### Work required
Would you write out the entries below, every one of them, exactly?

(begin)

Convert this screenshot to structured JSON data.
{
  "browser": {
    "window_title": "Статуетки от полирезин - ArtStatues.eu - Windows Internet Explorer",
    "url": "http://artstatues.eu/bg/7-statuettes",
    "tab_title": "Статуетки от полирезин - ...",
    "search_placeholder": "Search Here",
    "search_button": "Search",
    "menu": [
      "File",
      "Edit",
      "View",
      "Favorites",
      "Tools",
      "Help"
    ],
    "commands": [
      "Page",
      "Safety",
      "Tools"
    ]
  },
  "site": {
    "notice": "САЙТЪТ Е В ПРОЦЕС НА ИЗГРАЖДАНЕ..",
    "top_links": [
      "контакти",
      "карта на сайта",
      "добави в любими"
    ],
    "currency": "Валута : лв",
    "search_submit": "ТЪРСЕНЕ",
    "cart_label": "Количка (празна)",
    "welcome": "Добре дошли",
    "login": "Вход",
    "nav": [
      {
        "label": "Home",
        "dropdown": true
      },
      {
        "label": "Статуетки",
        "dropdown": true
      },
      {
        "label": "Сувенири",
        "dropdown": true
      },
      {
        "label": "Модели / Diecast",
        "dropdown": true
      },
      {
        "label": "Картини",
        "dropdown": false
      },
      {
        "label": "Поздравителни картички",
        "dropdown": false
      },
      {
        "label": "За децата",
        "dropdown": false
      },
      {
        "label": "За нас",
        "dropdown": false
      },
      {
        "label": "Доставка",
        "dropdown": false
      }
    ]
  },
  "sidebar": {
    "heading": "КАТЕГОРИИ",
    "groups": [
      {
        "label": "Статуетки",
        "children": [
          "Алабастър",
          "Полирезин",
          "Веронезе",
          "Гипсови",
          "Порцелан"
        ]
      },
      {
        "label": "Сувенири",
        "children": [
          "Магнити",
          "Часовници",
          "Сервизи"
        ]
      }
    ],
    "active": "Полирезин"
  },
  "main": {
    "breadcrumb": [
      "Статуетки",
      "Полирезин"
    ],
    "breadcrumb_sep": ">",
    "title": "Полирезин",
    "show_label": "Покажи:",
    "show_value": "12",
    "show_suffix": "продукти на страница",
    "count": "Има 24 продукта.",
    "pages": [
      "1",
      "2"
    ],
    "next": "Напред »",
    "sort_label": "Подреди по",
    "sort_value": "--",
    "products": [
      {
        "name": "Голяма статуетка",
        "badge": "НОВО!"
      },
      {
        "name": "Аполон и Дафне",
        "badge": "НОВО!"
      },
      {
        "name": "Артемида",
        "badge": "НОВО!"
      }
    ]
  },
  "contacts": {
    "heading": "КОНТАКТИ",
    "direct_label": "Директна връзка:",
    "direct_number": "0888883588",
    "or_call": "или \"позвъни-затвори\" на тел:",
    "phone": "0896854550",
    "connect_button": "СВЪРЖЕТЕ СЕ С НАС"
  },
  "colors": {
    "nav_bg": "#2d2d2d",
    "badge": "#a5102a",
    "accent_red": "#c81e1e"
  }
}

(end)

### Answer to this problem
Convert this screenshot to structured JSON data.
{
  "browser": {
    "window_title": "Статуетки от полирезин - ArtStatues.eu - Windows Internet Explorer",
    "url": "http://artstatues.eu/bg/7-statuettes",
    "tab_title": "Статуетки от полирезин - ...",
    "search_placeholder": "Search Here",
    "search_button": "Search",
    "menu": [
      "File",
      "Edit",
      "View",
      "Favorites",
      "Tools",
      "Help"
    ],
    "commands": [
      "Page",
      "Safety",
      "Tools"
    ]
  },
  "site": {
    "notice": "САЙТЪТ Е В ПРОЦЕС НА ИЗГРАЖДАНЕ..",
    "top_links": [
      "контакти",
      "карта на сайта",
      "добави в любими"
    ],
    "currency": "Валута : лв",
    "search_submit": "ТЪРСЕНЕ",
    "cart_label": "Количка (празна)",
    "welcome": "Добре дошли",
    "login": "Вход",
    "nav": [
      {
        "label": "Home",
        "dropdown": true
      },
      {
        "label": "Статуетки",
        "dropdown": true
      },
      {
        "label": "Сувенири",
        "dropdown": true
      },
      {
        "label": "Модели / Diecast",
        "dropdown": true
      },
      {
        "label": "Картини",
        "dropdown": false
      },
      {
        "label": "Поздравителни картички",
        "dropdown": false
      },
      {
        "label": "За децата",
        "dropdown": false
      },
      {
        "label": "За нас",
        "dropdown": false
      },
      {
        "label": "Доставка",
        "dropdown": false
      }
    ]
  },
  "sidebar": {
    "heading": "КАТЕГОРИИ",
    "groups": [
      {
        "label": "Статуетки",
        "children": [
          "Алабастър",
          "Полирезин",
          "Веронезе",
          "Гипсови",
          "Порцелан"
        ]
      },
      {
        "label": "Сувенири",
        "children": [
          "Магнити",
          "Часовници",
          "Сервизи"
        ]
      }
    ],
    "active": "Полирезин"
  },
  "main": {
    "breadcrumb": [
      "Статуетки",
      "Полирезин"
    ],
    "breadcrumb_sep": ">",
    "title": "Полирезин",
    "show_label": "Покажи:",
    "show_value": "12",
    "show_suffix": "продукти на страница",
    "count": "Има 24 продукта.",
    "pages": [
      "1",
      "2"
    ],
    "next": "Напред »",
    "sort_label": "Подреди по",
    "sort_value": "--",
    "products": [
      {
        "name": "Голяма статуетка",
        "badge": "НОВО!"
      },
      {
        "name": "Аполон и Дафне",
        "badge": "НОВО!"
      },
      {
        "name": "Артемида",
        "badge": "НОВО!"
      }
    ]
  },
  "contacts": {
    "heading": "КОНТАКТИ",
    "direct_label": "Директна връзка:",
    "direct_number": "0888883588",
    "or_call": "или \"позвъни-затвори\" на тел:",
    "phone": "0896854550",
    "connect_button": "СВЪРЖЕТЕ СЕ С НАС"
  },
  "colors": {
    "nav_bg": "#2d2d2d",
    "badge": "#a5102a",
    "accent_red": "#c81e1e"
  }
}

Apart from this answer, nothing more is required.